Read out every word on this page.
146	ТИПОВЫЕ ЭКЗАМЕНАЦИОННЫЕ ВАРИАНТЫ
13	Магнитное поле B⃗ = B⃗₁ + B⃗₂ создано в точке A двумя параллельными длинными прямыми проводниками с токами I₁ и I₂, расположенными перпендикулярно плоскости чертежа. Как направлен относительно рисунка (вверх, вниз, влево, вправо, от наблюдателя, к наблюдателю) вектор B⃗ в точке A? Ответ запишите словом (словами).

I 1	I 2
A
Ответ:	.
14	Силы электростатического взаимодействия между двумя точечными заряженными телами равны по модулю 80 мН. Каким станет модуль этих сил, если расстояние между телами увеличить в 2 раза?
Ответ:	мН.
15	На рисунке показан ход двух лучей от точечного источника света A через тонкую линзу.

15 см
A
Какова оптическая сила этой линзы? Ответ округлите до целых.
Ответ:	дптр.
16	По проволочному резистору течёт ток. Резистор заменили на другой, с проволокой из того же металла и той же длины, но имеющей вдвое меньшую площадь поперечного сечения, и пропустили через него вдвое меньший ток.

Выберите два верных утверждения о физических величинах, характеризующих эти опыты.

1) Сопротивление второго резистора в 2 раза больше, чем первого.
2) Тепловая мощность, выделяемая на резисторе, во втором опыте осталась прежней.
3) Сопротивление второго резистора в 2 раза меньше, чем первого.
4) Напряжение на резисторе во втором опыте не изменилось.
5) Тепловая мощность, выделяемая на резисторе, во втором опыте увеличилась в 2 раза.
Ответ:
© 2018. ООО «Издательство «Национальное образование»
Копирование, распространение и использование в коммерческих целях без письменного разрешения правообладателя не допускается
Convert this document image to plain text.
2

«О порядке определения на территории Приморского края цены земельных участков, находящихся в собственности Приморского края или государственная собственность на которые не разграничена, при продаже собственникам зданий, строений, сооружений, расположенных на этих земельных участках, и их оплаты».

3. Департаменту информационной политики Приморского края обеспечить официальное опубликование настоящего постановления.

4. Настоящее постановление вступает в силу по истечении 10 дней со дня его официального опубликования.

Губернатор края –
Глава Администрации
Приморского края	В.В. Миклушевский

- **WHAT NEEDS TO BE DONE**: Only the number is wanted: how many lines contain the string "первого"?

- **FULL OUTPUT**: 2